*** Opening EXERCISE INPUT ***

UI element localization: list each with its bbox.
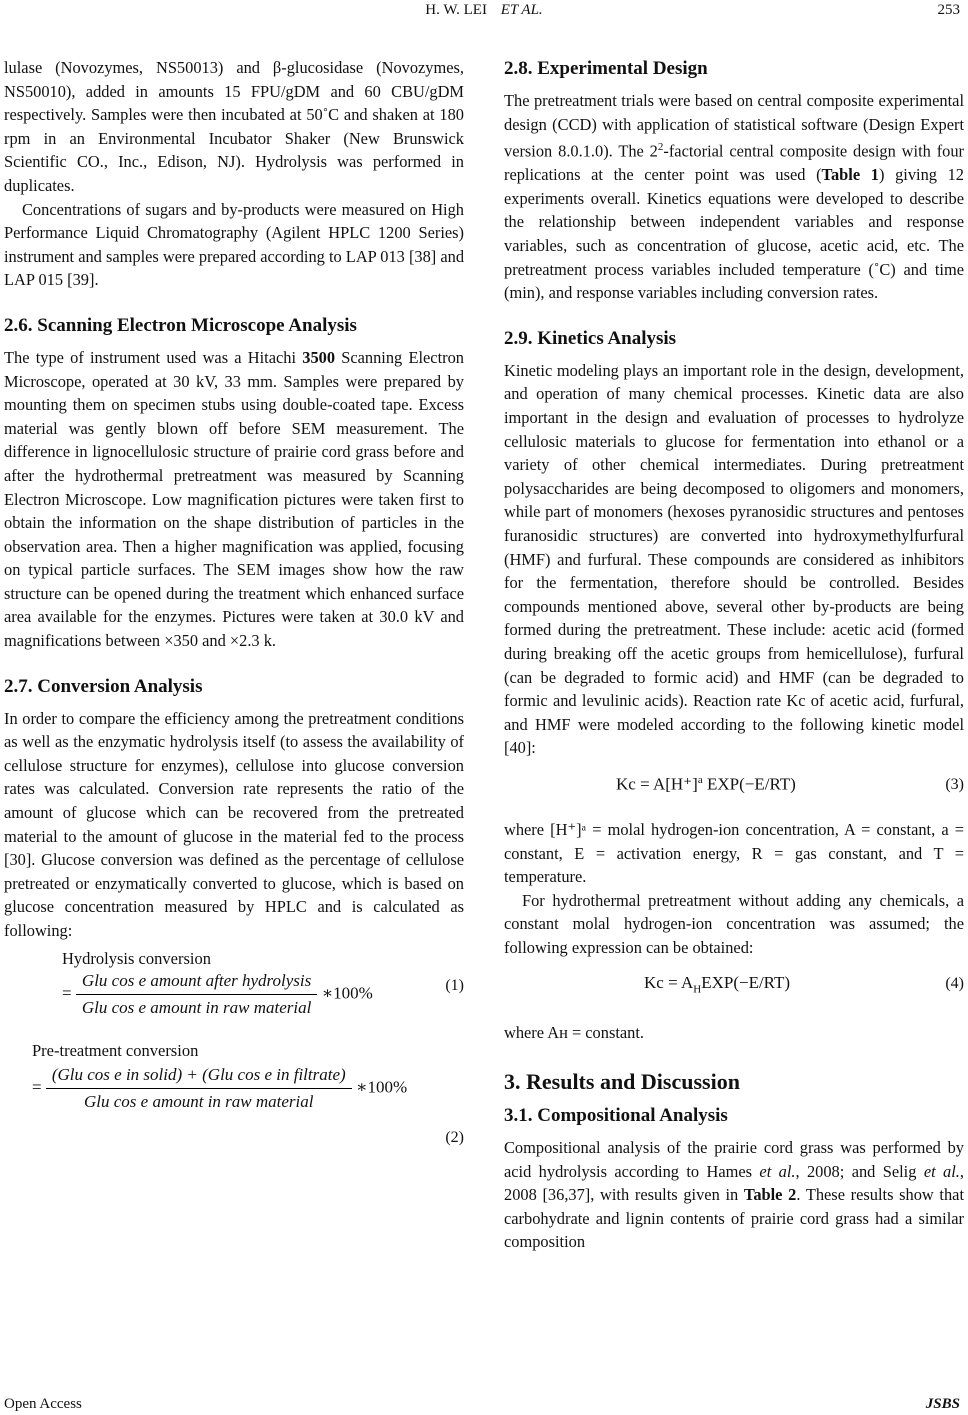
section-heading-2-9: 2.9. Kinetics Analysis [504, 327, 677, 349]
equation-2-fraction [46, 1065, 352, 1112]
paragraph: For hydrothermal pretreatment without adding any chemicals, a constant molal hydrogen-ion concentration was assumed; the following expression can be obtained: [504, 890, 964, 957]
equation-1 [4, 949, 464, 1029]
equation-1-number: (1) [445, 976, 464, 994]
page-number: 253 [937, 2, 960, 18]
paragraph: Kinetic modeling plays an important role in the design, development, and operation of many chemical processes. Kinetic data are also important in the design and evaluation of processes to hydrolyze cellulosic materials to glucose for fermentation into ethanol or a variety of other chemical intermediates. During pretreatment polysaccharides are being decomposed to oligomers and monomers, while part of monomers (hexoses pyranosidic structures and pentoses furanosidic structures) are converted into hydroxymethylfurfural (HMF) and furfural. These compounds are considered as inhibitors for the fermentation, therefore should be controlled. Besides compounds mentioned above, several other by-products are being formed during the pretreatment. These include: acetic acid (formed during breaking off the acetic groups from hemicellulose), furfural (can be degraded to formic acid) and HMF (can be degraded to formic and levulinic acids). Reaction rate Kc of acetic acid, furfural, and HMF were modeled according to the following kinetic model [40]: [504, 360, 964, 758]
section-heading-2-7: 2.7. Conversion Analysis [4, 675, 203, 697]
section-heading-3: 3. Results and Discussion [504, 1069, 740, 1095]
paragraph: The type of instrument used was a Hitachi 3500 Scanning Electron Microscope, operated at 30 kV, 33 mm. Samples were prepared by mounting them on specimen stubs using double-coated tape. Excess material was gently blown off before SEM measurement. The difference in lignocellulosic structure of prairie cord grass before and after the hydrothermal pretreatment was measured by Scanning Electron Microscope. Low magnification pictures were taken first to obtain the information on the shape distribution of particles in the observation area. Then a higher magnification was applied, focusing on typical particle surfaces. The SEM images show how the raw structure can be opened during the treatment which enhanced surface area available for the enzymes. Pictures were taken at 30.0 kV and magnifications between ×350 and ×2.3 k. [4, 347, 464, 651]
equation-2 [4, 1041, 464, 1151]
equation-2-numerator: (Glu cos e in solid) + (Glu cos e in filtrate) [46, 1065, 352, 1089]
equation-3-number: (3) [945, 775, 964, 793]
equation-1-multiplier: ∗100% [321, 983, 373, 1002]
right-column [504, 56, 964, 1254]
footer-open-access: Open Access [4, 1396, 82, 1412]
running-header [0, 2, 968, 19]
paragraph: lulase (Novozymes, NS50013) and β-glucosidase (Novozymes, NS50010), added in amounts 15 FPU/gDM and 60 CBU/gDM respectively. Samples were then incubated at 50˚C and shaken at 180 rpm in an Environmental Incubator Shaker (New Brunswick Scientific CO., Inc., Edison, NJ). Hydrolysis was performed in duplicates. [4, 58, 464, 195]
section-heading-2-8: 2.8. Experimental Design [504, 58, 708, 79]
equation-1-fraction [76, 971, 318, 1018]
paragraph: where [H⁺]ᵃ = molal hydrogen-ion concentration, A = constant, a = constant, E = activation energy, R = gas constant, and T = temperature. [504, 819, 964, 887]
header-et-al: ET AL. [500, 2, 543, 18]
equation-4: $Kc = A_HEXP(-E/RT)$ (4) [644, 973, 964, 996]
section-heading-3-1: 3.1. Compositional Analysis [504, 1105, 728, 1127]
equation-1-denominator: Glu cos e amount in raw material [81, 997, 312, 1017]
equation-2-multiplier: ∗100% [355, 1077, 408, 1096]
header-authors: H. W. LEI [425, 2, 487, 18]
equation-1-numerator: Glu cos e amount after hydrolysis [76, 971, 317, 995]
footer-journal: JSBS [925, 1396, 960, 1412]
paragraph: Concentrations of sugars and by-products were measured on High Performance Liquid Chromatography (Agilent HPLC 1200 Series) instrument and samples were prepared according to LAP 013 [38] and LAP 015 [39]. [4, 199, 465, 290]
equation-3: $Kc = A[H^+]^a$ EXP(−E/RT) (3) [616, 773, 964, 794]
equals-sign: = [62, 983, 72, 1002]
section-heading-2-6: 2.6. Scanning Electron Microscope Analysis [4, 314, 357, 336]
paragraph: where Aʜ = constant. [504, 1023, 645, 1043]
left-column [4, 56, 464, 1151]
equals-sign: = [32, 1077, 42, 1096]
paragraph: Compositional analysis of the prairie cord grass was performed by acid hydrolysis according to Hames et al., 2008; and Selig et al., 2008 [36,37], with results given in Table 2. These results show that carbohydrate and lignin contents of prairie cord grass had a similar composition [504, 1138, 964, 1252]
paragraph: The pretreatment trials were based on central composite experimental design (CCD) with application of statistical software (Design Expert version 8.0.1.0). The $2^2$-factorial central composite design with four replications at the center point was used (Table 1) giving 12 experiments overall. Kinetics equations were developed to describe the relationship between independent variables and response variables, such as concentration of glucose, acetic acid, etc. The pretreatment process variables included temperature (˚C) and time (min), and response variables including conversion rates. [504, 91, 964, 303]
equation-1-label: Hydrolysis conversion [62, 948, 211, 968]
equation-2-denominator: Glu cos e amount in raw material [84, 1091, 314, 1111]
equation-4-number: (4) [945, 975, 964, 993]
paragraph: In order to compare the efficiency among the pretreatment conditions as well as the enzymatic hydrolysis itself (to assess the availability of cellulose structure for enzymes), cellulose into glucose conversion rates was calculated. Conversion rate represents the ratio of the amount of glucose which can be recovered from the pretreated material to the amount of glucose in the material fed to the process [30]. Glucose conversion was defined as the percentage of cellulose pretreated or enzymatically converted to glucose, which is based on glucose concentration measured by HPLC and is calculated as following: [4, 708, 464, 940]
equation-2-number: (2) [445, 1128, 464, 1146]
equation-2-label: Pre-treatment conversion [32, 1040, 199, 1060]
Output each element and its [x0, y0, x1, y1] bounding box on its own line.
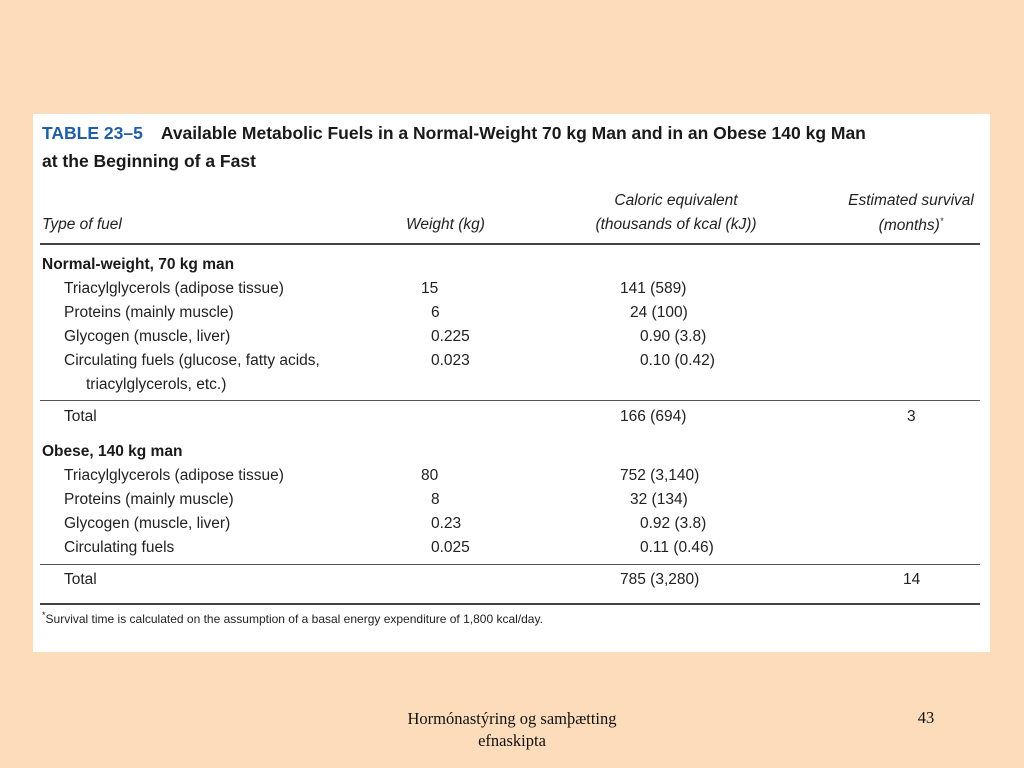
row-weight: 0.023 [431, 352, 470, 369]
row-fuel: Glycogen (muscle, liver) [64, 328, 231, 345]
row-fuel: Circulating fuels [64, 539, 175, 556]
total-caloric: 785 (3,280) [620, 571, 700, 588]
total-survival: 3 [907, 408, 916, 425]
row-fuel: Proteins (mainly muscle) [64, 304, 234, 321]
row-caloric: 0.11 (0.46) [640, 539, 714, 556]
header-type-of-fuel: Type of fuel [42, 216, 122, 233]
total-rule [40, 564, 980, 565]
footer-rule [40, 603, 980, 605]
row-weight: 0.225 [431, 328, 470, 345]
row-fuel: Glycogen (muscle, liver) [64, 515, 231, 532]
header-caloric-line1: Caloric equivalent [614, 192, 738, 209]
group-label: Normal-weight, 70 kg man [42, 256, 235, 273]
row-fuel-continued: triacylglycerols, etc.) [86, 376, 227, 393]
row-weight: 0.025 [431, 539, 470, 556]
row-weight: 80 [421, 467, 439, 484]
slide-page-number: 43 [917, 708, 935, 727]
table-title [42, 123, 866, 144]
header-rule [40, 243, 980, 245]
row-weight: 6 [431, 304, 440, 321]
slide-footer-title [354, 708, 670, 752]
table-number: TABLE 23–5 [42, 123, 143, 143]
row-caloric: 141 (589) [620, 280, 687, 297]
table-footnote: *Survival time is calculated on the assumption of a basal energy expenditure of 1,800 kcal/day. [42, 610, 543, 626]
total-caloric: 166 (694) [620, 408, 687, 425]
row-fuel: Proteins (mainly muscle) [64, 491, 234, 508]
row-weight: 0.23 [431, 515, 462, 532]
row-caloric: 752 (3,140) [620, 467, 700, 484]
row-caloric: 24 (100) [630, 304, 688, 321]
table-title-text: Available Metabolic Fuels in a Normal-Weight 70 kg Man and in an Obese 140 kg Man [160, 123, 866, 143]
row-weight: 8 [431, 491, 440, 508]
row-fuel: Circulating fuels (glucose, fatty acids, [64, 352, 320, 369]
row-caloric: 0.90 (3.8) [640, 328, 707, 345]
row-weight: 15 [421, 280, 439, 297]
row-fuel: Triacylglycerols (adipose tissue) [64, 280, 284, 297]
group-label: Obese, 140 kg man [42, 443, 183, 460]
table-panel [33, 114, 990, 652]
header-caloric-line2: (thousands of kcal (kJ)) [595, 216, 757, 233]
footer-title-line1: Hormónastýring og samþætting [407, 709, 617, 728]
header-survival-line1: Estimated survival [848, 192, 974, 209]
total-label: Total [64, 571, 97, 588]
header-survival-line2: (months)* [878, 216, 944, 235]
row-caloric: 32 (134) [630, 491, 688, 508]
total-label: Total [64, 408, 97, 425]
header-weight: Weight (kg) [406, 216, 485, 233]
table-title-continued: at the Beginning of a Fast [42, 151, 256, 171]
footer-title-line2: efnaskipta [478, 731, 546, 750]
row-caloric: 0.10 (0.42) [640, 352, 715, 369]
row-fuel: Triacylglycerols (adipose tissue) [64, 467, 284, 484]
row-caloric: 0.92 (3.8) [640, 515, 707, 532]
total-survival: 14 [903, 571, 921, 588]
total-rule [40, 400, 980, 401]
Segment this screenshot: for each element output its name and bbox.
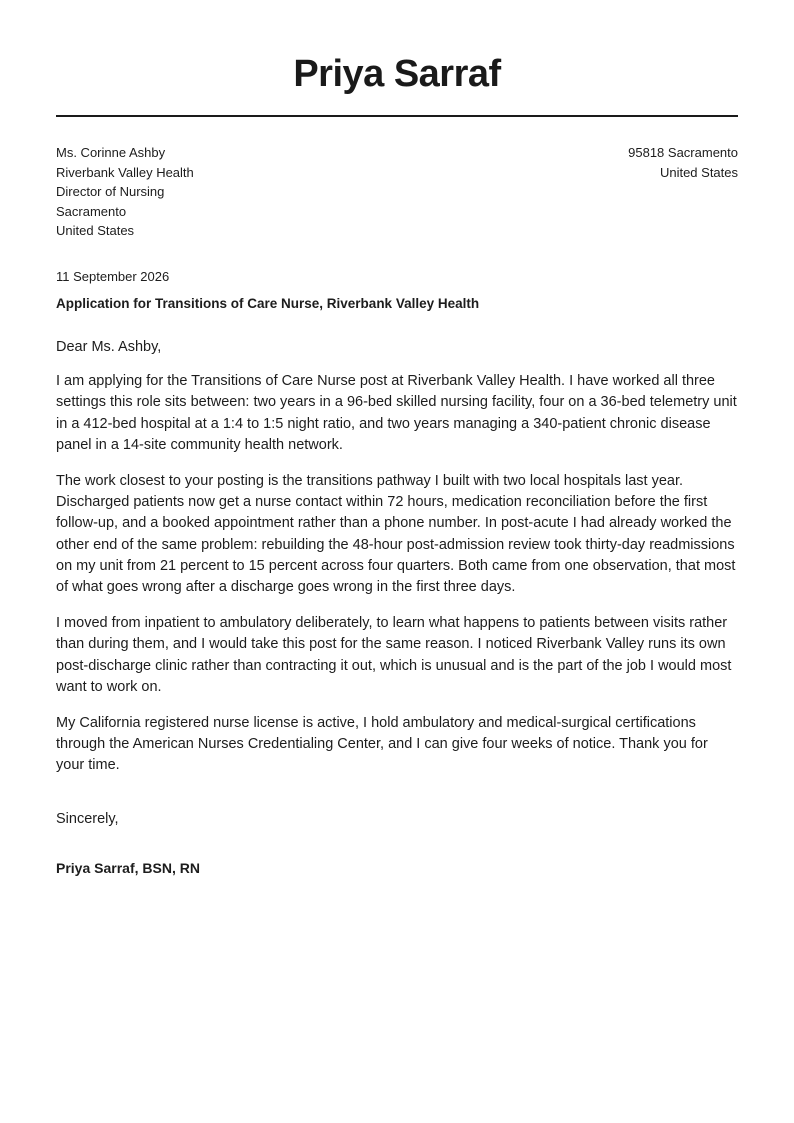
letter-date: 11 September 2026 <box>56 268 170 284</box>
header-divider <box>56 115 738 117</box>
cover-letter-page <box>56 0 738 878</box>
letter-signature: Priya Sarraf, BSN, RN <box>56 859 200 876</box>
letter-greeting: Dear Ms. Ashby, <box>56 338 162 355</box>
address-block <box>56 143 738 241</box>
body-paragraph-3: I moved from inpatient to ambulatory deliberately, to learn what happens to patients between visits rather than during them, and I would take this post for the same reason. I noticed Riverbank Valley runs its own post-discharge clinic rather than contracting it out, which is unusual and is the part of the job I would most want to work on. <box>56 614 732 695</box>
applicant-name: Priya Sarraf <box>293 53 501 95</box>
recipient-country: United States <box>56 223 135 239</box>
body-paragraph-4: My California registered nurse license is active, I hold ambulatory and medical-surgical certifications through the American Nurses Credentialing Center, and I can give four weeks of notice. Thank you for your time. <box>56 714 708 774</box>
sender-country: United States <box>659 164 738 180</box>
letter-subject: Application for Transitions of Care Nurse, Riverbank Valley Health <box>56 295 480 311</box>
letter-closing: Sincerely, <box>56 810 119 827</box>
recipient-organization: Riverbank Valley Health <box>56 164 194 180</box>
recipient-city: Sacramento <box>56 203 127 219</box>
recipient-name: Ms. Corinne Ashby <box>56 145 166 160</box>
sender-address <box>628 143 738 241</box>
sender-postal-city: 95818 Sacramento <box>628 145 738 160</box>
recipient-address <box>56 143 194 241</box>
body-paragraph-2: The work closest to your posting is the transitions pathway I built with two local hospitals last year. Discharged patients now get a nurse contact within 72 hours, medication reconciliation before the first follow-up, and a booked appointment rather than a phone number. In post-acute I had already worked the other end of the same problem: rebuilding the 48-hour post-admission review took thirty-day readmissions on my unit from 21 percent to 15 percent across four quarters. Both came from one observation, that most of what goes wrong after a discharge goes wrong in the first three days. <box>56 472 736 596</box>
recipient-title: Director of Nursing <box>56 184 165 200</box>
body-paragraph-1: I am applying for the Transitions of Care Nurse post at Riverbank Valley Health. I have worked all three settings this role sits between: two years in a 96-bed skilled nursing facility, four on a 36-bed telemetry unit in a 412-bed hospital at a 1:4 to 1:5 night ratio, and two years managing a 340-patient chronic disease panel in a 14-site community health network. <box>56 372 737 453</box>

*** Closing EXERCISE INPUT ***

> TASK DESCRIPTION
The only acceptable answer is a number: how many lines in the data above hold the word "used".

> WORKED SOLUTION
2